Your objective: Output all of the entries below precisely as written.
======== Material provided
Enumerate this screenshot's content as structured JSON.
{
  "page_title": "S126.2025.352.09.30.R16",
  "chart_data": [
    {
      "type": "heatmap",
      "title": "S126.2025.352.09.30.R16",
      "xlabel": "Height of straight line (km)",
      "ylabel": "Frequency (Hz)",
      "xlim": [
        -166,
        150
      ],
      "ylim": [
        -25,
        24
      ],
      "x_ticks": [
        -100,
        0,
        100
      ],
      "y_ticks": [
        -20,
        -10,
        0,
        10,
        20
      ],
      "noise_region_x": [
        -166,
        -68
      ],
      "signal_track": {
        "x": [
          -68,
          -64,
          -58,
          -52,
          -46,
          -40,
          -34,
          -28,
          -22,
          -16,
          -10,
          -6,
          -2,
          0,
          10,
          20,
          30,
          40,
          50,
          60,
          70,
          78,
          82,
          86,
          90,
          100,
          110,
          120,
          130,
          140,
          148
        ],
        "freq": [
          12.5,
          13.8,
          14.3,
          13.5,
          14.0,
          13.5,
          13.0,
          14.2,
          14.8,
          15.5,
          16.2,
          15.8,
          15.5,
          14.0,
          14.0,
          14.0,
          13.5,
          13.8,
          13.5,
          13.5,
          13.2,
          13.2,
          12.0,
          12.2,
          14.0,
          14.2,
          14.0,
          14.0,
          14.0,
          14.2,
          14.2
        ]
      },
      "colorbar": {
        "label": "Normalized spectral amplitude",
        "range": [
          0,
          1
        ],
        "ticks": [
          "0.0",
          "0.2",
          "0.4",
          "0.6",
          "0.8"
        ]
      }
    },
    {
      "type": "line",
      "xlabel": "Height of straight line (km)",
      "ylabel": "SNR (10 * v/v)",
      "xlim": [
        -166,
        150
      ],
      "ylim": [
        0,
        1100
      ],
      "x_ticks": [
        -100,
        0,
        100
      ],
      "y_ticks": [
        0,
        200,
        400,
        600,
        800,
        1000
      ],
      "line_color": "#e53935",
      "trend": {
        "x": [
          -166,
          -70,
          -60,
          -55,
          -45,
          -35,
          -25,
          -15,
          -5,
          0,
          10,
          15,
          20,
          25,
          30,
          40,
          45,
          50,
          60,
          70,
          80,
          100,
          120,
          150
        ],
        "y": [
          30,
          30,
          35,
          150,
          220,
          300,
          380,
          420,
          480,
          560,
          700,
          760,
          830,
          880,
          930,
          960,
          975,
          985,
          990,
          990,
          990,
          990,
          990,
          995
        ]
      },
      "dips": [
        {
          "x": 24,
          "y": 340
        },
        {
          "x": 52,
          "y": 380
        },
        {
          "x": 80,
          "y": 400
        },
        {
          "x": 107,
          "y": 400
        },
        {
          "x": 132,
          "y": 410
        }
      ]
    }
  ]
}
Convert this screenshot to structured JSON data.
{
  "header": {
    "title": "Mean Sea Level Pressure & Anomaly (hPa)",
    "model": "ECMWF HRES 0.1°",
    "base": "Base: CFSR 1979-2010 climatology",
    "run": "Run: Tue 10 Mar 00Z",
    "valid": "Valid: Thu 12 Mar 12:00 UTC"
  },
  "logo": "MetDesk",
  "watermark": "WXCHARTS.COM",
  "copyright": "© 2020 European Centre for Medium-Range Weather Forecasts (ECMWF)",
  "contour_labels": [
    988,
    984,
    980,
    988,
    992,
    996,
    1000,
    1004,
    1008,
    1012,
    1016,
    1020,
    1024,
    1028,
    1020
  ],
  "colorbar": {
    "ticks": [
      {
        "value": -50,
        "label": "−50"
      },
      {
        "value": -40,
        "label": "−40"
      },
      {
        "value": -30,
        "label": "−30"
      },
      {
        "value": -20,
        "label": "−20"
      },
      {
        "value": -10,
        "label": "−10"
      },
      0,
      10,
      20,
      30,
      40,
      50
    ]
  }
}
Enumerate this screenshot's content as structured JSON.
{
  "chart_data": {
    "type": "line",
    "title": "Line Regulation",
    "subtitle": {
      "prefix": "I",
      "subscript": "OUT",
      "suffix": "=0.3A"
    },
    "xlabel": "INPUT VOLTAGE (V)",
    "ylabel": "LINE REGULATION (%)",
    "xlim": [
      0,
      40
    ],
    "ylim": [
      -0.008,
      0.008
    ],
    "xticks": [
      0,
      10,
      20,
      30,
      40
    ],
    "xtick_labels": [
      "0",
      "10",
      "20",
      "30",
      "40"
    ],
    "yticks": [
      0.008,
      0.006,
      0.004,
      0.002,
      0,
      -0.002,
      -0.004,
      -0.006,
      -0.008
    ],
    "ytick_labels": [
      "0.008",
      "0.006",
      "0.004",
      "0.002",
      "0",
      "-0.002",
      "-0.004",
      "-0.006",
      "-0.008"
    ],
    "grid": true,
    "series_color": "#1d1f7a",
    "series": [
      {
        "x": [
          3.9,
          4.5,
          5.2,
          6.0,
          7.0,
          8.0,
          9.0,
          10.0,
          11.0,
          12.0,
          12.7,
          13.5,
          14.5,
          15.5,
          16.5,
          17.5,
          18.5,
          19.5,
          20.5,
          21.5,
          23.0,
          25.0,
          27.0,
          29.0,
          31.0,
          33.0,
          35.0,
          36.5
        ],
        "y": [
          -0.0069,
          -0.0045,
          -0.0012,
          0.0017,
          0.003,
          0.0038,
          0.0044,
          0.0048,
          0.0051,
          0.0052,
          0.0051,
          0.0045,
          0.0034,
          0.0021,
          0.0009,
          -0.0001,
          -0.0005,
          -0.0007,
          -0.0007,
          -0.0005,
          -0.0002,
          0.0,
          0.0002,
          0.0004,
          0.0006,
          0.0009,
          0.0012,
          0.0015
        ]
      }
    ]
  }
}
================
Task solution:
Enumerate this screenshot's content as structured JSON.
{
  "page_title": "S126.2025.352.09.30.R16",
  "chart_data": [
    {
      "type": "heatmap",
      "title": "S126.2025.352.09.30.R16",
      "xlabel": "Height of straight line (km)",
      "ylabel": "Frequency (Hz)",
      "xlim": [
        -166,
        150
      ],
      "ylim": [
        -25,
        24
      ],
      "x_ticks": [
        -100,
        0,
        100
      ],
      "y_ticks": [
        -20,
        -10,
        0,
        10,
        20
      ],
      "noise_region_x": [
        -166,
        -68
      ],
      "signal_track": {
        "x": [
          -68,
          -64,
          -58,
          -52,
          -46,
          -40,
          -34,
          -28,
          -22,
          -16,
          -10,
          -6,
          -2,
          0,
          10,
          20,
          30,
          40,
          50,
          60,
          70,
          78,
          82,
          86,
          90,
          100,
          110,
          120,
          130,
          140,
          148
        ],
        "freq": [
          12.5,
          13.8,
          14.3,
          13.5,
          14.0,
          13.5,
          13.0,
          14.2,
          14.8,
          15.5,
          16.2,
          15.8,
          15.5,
          14.0,
          14.0,
          14.0,
          13.5,
          13.8,
          13.5,
          13.5,
          13.2,
          13.2,
          12.0,
          12.2,
          14.0,
          14.2,
          14.0,
          14.0,
          14.0,
          14.2,
          14.2
        ]
      },
      "colorbar": {
        "label": "Normalized spectral amplitude",
        "range": [
          0,
          1
        ],
        "ticks": [
          "0.0",
          "0.2",
          "0.4",
          "0.6",
          "0.8"
        ]
      }
    },
    {
      "type": "line",
      "xlabel": "Height of straight line (km)",
      "ylabel": "SNR (10 * v/v)",
      "xlim": [
        -166,
        150
      ],
      "ylim": [
        0,
        1100
      ],
      "x_ticks": [
        -100,
        0,
        100
      ],
      "y_ticks": [
        0,
        200,
        400,
        600,
        800,
        1000
      ],
      "line_color": "#e53935",
      "trend": {
        "x": [
          -166,
          -70,
          -60,
          -55,
          -45,
          -35,
          -25,
          -15,
          -5,
          0,
          10,
          15,
          20,
          25,
          30,
          40,
          45,
          50,
          60,
          70,
          80,
          100,
          120,
          150
        ],
        "y": [
          30,
          30,
          35,
          150,
          220,
          300,
          380,
          420,
          480,
          560,
          700,
          760,
          830,
          880,
          930,
          960,
          975,
          985,
          990,
          990,
          990,
          990,
          990,
          995
        ]
      },
      "dips": [
        {
          "x": 24,
          "y": 340
        },
        {
          "x": 52,
          "y": 380
        },
        {
          "x": 80,
          "y": 400
        },
        {
          "x": 107,
          "y": 400
        },
        {
          "x": 132,
          "y": 410
        }
      ]
    }
  ]
}
Convert this screenshot to structured JSON data.
{
  "header": {
    "title": "Mean Sea Level Pressure & Anomaly (hPa)",
    "model": "ECMWF HRES 0.1°",
    "base": "Base: CFSR 1979-2010 climatology",
    "run": "Run: Tue 10 Mar 00Z",
    "valid": "Valid: Thu 12 Mar 12:00 UTC"
  },
  "logo": "MetDesk",
  "watermark": "WXCHARTS.COM",
  "copyright": "© 2020 European Centre for Medium-Range Weather Forecasts (ECMWF)",
  "contour_labels": [
    988,
    984,
    980,
    988,
    992,
    996,
    1000,
    1004,
    1008,
    1012,
    1016,
    1020,
    1024,
    1028,
    1020
  ],
  "colorbar": {
    "ticks": [
      {
        "value": -50,
        "label": "−50"
      },
      {
        "value": -40,
        "label": "−40"
      },
      {
        "value": -30,
        "label": "−30"
      },
      {
        "value": -20,
        "label": "−20"
      },
      {
        "value": -10,
        "label": "−10"
      },
      0,
      10,
      20,
      30,
      40,
      50
    ]
  }
}
Enumerate this screenshot's content as structured JSON.
{
  "chart_data": {
    "type": "line",
    "title": "Line Regulation",
    "subtitle": {
      "prefix": "I",
      "subscript": "OUT",
      "suffix": "=0.3A"
    },
    "xlabel": "INPUT VOLTAGE (V)",
    "ylabel": "LINE REGULATION (%)",
    "xlim": [
      0,
      40
    ],
    "ylim": [
      -0.008,
      0.008
    ],
    "xticks": [
      0,
      10,
      20,
      30,
      40
    ],
    "xtick_labels": [
      "0",
      "10",
      "20",
      "30",
      "40"
    ],
    "yticks": [
      0.008,
      0.006,
      0.004,
      0.002,
      0,
      -0.002,
      -0.004,
      -0.006,
      -0.008
    ],
    "ytick_labels": [
      "0.008",
      "0.006",
      "0.004",
      "0.002",
      "0",
      "-0.002",
      "-0.004",
      "-0.006",
      "-0.008"
    ],
    "grid": true,
    "series_color": "#1d1f7a",
    "series": [
      {
        "x": [
          3.9,
          4.5,
          5.2,
          6.0,
          7.0,
          8.0,
          9.0,
          10.0,
          11.0,
          12.0,
          12.7,
          13.5,
          14.5,
          15.5,
          16.5,
          17.5,
          18.5,
          19.5,
          20.5,
          21.5,
          23.0,
          25.0,
          27.0,
          29.0,
          31.0,
          33.0,
          35.0,
          36.5
        ],
        "y": [
          -0.0069,
          -0.0045,
          -0.0012,
          0.0017,
          0.003,
          0.0038,
          0.0044,
          0.0048,
          0.0051,
          0.0052,
          0.0051,
          0.0045,
          0.0034,
          0.0021,
          0.0009,
          -0.0001,
          -0.0005,
          -0.0007,
          -0.0007,
          -0.0005,
          -0.0002,
          0.0,
          0.0002,
          0.0004,
          0.0006,
          0.0009,
          0.0012,
          0.0015
        ]
      }
    ]
  }
}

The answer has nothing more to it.